## Written request
Transcribe every line, keeping it exact.

## Supplied material
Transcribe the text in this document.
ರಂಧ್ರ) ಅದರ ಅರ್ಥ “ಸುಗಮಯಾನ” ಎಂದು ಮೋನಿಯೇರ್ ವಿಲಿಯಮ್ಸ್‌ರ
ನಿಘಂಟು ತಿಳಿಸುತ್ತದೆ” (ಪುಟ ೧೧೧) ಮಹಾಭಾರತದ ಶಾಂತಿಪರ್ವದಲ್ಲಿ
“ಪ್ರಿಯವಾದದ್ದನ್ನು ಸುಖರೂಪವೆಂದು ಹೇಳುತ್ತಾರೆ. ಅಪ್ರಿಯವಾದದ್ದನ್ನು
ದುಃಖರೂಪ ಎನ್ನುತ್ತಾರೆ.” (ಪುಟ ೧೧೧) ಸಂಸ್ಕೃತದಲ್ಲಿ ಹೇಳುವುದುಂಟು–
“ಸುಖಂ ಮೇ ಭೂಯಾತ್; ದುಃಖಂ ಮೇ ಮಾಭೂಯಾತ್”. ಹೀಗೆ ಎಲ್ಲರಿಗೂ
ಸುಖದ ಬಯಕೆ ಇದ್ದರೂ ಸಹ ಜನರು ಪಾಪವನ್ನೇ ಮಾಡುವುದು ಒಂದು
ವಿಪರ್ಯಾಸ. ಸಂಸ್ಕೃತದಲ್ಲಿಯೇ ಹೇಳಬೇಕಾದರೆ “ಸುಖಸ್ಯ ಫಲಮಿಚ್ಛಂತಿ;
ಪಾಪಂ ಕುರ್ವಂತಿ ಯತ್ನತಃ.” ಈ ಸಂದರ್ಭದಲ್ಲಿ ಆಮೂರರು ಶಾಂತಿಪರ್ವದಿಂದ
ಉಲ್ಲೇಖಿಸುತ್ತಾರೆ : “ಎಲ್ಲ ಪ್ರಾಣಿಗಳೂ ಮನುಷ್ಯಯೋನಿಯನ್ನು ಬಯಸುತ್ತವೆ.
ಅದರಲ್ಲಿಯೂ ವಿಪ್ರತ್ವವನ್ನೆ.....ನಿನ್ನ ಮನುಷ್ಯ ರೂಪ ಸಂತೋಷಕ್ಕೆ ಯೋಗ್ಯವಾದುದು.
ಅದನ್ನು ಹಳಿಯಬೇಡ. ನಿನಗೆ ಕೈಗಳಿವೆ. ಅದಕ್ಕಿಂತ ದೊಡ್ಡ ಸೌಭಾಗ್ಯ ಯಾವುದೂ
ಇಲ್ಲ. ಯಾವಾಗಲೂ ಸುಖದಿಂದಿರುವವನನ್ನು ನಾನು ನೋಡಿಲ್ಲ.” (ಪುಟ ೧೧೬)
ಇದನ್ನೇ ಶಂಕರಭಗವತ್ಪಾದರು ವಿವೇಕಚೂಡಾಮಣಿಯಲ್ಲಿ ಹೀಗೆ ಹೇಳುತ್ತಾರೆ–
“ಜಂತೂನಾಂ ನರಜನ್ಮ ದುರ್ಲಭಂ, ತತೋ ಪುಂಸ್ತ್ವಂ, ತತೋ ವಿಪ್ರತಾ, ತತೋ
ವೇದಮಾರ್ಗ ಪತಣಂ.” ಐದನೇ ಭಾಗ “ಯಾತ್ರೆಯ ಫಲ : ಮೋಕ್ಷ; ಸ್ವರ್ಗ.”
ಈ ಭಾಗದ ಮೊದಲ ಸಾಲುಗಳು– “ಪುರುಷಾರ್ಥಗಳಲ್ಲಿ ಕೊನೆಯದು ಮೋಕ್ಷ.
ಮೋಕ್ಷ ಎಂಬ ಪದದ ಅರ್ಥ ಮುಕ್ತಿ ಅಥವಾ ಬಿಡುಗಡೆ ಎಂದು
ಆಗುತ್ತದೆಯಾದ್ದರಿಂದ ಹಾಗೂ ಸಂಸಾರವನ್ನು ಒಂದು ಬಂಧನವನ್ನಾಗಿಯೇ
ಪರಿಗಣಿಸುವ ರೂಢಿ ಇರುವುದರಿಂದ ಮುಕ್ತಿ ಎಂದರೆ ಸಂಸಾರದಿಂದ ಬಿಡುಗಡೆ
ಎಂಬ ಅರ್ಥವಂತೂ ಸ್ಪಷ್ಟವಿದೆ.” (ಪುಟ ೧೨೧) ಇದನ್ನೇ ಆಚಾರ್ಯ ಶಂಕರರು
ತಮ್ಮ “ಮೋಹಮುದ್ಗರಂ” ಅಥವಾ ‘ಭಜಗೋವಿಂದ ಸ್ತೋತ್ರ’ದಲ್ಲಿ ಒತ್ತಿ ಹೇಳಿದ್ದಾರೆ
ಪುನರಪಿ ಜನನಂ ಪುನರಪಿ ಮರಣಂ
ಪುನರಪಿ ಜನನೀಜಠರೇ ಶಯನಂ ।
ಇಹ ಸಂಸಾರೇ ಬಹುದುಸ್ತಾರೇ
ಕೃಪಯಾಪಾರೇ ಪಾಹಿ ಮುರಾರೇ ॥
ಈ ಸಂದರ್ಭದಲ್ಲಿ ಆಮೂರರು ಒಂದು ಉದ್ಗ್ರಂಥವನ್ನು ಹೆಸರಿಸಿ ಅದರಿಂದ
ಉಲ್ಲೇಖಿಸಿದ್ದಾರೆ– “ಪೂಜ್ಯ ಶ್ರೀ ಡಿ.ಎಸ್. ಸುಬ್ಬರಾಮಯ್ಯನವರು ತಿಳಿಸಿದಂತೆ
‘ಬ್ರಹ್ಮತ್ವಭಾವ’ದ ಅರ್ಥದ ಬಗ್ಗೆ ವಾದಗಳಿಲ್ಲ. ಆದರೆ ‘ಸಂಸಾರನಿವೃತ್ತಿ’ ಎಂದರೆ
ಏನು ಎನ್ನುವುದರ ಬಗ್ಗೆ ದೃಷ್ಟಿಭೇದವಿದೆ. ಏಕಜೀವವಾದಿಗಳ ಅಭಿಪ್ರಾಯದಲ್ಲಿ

## Answer to this exercise
Transcribe the text in this document.
ರಂಧ್ರ) ಅದರ ಅರ್ಥ “ಸುಗಮಯಾನ” ಎಂದು ಮೋನಿಯೇರ್ ವಿಲಿಯಮ್ಸ್‌ರ
ನಿಘಂಟು ತಿಳಿಸುತ್ತದೆ” (ಪುಟ ೧೧೧) ಮಹಾಭಾರತದ ಶಾಂತಿಪರ್ವದಲ್ಲಿ
“ಪ್ರಿಯವಾದದ್ದನ್ನು ಸುಖರೂಪವೆಂದು ಹೇಳುತ್ತಾರೆ. ಅಪ್ರಿಯವಾದದ್ದನ್ನು
ದುಃಖರೂಪ ಎನ್ನುತ್ತಾರೆ.” (ಪುಟ ೧೧೧) ಸಂಸ್ಕೃತದಲ್ಲಿ ಹೇಳುವುದುಂಟು–
“ಸುಖಂ ಮೇ ಭೂಯಾತ್; ದುಃಖಂ ಮೇ ಮಾಭೂಯಾತ್”. ಹೀಗೆ ಎಲ್ಲರಿಗೂ
ಸುಖದ ಬಯಕೆ ಇದ್ದರೂ ಸಹ ಜನರು ಪಾಪವನ್ನೇ ಮಾಡುವುದು ಒಂದು
ವಿಪರ್ಯಾಸ. ಸಂಸ್ಕೃತದಲ್ಲಿಯೇ ಹೇಳಬೇಕಾದರೆ “ಸುಖಸ್ಯ ಫಲಮಿಚ್ಛಂತಿ;
ಪಾಪಂ ಕುರ್ವಂತಿ ಯತ್ನತಃ.” ಈ ಸಂದರ್ಭದಲ್ಲಿ ಆಮೂರರು ಶಾಂತಿಪರ್ವದಿಂದ
ಉಲ್ಲೇಖಿಸುತ್ತಾರೆ : “ಎಲ್ಲ ಪ್ರಾಣಿಗಳೂ ಮನುಷ್ಯಯೋನಿಯನ್ನು ಬಯಸುತ್ತವೆ.
ಅದರಲ್ಲಿಯೂ ವಿಪ್ರತ್ವವನ್ನೆ.....ನಿನ್ನ ಮನುಷ್ಯ ರೂಪ ಸಂತೋಷಕ್ಕೆ ಯೋಗ್ಯವಾದುದು.
ಅದನ್ನು ಹಳಿಯಬೇಡ. ನಿನಗೆ ಕೈಗಳಿವೆ. ಅದಕ್ಕಿಂತ ದೊಡ್ಡ ಸೌಭಾಗ್ಯ ಯಾವುದೂ
ಇಲ್ಲ. ಯಾವಾಗಲೂ ಸುಖದಿಂದಿರುವವನನ್ನು ನಾನು ನೋಡಿಲ್ಲ.” (ಪುಟ ೧೧೬)
ಇದನ್ನೇ ಶಂಕರಭಗವತ್ಪಾದರು ವಿವೇಕಚೂಡಾಮಣಿಯಲ್ಲಿ ಹೀಗೆ ಹೇಳುತ್ತಾರೆ–
“ಜಂತೂನಾಂ ನರಜನ್ಮ ದುರ್ಲಭಂ, ತತೋ ಪುಂಸ್ತ್ವಂ, ತತೋ ವಿಪ್ರತಾ, ತತೋ
ವೇದಮಾರ್ಗ ಪತಣಂ.” ಐದನೇ ಭಾಗ “ಯಾತ್ರೆಯ ಫಲ : ಮೋಕ್ಷ; ಸ್ವರ್ಗ.”
ಈ ಭಾಗದ ಮೊದಲ ಸಾಲುಗಳು– “ಪುರುಷಾರ್ಥಗಳಲ್ಲಿ ಕೊನೆಯದು ಮೋಕ್ಷ.
ಮೋಕ್ಷ ಎಂಬ ಪದದ ಅರ್ಥ ಮುಕ್ತಿ ಅಥವಾ ಬಿಡುಗಡೆ ಎಂದು
ಆಗುತ್ತದೆಯಾದ್ದರಿಂದ ಹಾಗೂ ಸಂಸಾರವನ್ನು ಒಂದು ಬಂಧನವನ್ನಾಗಿಯೇ
ಪರಿಗಣಿಸುವ ರೂಢಿ ಇರುವುದರಿಂದ ಮುಕ್ತಿ ಎಂದರೆ ಸಂಸಾರದಿಂದ ಬಿಡುಗಡೆ
ಎಂಬ ಅರ್ಥವಂತೂ ಸ್ಪಷ್ಟವಿದೆ.” (ಪುಟ ೧೨೧) ಇದನ್ನೇ ಆಚಾರ್ಯ ಶಂಕರರು
ತಮ್ಮ “ಮೋಹಮುದ್ಗರಂ” ಅಥವಾ ‘ಭಜಗೋವಿಂದ ಸ್ತೋತ್ರ’ದಲ್ಲಿ ಒತ್ತಿ ಹೇಳಿದ್ದಾರೆ
ಪುನರಪಿ ಜನನಂ ಪುನರಪಿ ಮರಣಂ
ಪುನರಪಿ ಜನನೀಜಠರೇ ಶಯನಂ ।
ಇಹ ಸಂಸಾರೇ ಬಹುದುಸ್ತಾರೇ
ಕೃಪಯಾಪಾರೇ ಪಾಹಿ ಮುರಾರೇ ॥
ಈ ಸಂದರ್ಭದಲ್ಲಿ ಆಮೂರರು ಒಂದು ಉದ್ಗ್ರಂಥವನ್ನು ಹೆಸರಿಸಿ ಅದರಿಂದ
ಉಲ್ಲೇಖಿಸಿದ್ದಾರೆ– “ಪೂಜ್ಯ ಶ್ರೀ ಡಿ.ಎಸ್. ಸುಬ್ಬರಾಮಯ್ಯನವರು ತಿಳಿಸಿದಂತೆ
‘ಬ್ರಹ್ಮತ್ವಭಾವ’ದ ಅರ್ಥದ ಬಗ್ಗೆ ವಾದಗಳಿಲ್ಲ. ಆದರೆ ‘ಸಂಸಾರನಿವೃತ್ತಿ’ ಎಂದರೆ
ಏನು ಎನ್ನುವುದರ ಬಗ್ಗೆ ದೃಷ್ಟಿಭೇದವಿದೆ. ಏಕಜೀವವಾದಿಗಳ ಅಭಿಪ್ರಾಯದಲ್ಲಿ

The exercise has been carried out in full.